MATERIAL PROVIDED:
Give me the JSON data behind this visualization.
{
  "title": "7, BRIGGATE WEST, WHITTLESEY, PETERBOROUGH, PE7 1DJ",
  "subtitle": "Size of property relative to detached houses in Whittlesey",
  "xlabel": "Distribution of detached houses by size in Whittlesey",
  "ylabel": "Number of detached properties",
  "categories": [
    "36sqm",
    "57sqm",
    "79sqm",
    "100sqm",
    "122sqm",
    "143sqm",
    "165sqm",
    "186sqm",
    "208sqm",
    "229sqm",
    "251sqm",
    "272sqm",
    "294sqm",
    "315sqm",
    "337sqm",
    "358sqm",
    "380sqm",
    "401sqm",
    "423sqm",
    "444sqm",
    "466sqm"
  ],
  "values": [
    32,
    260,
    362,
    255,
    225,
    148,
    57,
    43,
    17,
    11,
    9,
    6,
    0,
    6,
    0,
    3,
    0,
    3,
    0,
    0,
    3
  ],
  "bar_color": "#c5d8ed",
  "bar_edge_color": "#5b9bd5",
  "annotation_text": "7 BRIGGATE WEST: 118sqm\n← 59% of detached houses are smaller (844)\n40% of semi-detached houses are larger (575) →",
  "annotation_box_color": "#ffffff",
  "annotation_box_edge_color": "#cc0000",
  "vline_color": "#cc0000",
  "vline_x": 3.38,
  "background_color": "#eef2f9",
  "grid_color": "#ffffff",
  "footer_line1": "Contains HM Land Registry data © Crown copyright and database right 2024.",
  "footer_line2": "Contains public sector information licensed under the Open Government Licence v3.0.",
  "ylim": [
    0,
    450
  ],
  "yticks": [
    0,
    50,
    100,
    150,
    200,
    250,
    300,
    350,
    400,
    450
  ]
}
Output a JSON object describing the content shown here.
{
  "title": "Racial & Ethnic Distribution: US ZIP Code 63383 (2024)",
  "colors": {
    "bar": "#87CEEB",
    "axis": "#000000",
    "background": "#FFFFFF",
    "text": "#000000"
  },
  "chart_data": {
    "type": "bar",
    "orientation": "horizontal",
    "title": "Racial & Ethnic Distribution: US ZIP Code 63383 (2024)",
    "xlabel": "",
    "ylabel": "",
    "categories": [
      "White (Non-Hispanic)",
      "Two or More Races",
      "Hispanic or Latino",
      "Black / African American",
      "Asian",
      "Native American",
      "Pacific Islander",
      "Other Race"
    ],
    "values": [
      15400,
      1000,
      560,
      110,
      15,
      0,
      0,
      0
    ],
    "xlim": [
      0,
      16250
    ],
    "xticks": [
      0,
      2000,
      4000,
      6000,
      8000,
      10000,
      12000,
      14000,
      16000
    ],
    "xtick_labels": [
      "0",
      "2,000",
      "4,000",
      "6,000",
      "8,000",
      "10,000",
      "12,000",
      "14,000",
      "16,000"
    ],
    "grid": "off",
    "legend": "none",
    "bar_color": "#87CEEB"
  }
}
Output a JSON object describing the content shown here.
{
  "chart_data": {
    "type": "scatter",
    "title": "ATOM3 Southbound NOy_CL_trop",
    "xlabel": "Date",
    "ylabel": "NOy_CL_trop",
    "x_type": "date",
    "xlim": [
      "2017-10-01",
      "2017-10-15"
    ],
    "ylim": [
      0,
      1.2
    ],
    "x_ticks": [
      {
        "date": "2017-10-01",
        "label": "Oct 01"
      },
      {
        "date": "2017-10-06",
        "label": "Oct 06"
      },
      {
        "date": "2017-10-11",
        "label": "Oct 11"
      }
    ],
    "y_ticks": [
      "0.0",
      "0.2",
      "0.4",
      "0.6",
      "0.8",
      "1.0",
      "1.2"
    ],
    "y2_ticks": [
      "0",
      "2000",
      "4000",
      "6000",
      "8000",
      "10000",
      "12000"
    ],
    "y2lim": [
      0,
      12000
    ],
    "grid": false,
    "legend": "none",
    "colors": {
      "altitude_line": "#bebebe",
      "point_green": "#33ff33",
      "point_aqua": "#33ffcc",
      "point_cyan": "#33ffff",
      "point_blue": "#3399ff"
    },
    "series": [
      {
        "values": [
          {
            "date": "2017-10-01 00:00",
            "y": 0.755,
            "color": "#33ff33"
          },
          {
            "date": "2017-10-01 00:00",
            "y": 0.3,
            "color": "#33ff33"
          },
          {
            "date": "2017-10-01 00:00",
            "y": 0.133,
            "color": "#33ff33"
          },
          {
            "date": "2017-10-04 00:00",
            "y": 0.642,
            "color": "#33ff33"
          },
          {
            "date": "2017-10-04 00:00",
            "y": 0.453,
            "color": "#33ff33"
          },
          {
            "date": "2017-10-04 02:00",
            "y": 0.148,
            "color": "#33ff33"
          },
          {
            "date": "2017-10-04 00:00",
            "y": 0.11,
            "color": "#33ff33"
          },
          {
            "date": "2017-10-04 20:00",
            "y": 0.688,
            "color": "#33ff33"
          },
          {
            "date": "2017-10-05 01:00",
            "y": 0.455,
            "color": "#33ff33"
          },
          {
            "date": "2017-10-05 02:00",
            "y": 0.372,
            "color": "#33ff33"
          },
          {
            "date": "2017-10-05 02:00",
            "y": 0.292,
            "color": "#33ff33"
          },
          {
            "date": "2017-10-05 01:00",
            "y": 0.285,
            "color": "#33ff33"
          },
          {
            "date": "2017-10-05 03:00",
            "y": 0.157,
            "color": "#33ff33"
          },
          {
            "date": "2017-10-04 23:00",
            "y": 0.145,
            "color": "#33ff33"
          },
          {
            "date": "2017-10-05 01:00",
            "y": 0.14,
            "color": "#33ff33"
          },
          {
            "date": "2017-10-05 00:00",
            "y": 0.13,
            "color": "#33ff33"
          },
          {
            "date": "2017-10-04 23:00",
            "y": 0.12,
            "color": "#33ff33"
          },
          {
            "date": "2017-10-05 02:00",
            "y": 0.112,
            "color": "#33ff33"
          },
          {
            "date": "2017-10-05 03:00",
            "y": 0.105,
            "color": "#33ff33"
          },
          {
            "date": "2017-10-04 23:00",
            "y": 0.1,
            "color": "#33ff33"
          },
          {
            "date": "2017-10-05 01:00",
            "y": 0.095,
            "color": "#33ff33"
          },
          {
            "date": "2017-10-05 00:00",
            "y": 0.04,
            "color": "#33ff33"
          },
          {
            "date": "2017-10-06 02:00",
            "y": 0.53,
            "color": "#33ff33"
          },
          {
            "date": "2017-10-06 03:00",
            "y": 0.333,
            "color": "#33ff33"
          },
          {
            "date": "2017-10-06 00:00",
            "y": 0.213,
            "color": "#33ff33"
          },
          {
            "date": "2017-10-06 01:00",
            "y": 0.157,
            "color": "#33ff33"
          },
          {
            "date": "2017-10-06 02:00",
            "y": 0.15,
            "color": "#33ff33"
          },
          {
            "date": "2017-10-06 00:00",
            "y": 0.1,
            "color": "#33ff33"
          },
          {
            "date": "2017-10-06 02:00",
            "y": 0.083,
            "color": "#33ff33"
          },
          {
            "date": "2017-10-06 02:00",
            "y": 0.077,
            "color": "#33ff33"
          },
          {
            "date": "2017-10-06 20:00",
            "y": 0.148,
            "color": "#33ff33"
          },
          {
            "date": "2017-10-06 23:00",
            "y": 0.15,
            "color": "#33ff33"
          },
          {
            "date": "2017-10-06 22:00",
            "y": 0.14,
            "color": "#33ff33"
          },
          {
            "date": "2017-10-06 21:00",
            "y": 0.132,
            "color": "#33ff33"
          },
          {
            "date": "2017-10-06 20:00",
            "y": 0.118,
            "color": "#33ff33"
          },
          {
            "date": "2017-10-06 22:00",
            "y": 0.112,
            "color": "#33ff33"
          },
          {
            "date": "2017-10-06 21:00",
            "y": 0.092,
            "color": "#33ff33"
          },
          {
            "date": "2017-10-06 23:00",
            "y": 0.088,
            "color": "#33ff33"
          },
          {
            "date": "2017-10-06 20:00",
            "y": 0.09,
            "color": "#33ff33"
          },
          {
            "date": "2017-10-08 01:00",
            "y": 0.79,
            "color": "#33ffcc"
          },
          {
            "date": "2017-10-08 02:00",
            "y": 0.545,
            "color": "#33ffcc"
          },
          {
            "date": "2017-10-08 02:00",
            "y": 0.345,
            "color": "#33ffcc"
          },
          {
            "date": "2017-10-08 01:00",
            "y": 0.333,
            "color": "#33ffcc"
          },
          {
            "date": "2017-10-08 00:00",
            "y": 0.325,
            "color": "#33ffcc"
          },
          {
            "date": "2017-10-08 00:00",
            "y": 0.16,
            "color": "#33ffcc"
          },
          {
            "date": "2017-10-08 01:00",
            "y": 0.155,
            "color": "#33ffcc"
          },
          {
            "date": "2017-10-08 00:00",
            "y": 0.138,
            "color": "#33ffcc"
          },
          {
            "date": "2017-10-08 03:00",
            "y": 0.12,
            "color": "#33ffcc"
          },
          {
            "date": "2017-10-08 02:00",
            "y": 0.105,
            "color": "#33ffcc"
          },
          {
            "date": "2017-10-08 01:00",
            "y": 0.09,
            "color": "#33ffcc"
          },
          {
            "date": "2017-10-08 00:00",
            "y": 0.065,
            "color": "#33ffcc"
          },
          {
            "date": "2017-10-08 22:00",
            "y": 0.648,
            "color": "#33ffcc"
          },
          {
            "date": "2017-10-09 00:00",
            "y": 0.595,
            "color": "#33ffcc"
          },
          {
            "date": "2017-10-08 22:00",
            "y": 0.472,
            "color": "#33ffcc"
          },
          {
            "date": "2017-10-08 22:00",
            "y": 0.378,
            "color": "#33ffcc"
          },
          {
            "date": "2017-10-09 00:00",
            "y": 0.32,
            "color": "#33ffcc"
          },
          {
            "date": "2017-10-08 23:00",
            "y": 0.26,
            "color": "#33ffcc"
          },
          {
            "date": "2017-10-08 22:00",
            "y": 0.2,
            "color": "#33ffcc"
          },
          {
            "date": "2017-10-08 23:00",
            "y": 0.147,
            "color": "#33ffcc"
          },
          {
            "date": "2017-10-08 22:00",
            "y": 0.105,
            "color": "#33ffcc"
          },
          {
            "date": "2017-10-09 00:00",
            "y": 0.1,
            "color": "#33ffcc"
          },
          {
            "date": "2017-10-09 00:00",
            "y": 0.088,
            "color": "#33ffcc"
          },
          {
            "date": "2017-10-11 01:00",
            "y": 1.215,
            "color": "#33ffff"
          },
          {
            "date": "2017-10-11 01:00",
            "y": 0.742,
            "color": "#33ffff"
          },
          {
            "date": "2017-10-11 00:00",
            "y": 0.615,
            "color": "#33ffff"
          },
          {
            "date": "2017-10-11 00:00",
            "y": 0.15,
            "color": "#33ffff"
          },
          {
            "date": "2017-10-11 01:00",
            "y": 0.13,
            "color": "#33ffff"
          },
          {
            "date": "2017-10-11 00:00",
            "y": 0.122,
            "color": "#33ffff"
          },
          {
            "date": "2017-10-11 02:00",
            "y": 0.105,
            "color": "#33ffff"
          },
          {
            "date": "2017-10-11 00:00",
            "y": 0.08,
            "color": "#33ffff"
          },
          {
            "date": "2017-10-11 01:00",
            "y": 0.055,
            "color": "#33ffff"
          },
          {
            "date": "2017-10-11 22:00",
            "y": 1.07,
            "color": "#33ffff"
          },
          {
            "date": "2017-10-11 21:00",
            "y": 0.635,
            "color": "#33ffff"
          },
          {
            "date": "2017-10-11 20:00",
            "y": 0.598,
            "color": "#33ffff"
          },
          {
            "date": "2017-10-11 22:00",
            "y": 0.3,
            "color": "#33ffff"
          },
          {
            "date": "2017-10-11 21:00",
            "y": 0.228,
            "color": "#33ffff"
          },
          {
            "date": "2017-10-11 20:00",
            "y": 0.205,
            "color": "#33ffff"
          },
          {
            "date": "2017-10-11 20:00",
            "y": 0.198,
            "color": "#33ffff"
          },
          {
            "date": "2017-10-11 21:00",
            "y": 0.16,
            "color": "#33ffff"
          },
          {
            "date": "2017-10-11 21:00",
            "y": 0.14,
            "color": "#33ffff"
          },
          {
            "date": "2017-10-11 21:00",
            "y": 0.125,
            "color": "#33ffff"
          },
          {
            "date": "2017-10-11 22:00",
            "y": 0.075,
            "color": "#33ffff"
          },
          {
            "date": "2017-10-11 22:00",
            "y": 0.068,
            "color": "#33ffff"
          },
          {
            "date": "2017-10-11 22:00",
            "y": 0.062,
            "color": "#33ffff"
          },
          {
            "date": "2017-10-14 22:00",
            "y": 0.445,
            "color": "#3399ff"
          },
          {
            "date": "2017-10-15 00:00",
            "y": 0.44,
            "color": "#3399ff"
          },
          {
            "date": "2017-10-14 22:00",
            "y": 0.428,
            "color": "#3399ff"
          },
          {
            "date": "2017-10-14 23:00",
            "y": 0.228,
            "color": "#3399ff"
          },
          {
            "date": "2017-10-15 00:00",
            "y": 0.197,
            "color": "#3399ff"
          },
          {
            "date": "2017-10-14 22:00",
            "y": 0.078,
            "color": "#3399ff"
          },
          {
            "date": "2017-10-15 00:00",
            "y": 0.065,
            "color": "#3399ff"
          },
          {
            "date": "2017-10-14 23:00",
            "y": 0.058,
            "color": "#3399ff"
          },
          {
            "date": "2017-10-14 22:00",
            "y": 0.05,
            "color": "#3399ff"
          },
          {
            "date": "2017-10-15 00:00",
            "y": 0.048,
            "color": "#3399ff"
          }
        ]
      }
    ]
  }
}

TASK OBJECTIVE:
Only lines holding the string "Racial" are wanted; gather each one from the entries above.

COMPLETED EXERCISE:
  "title": "Racial & Ethnic Distribution: US ZIP Code 63383 (2024)",
    "title": "Racial & Ethnic Distribution: US ZIP Code 63383 (2024)",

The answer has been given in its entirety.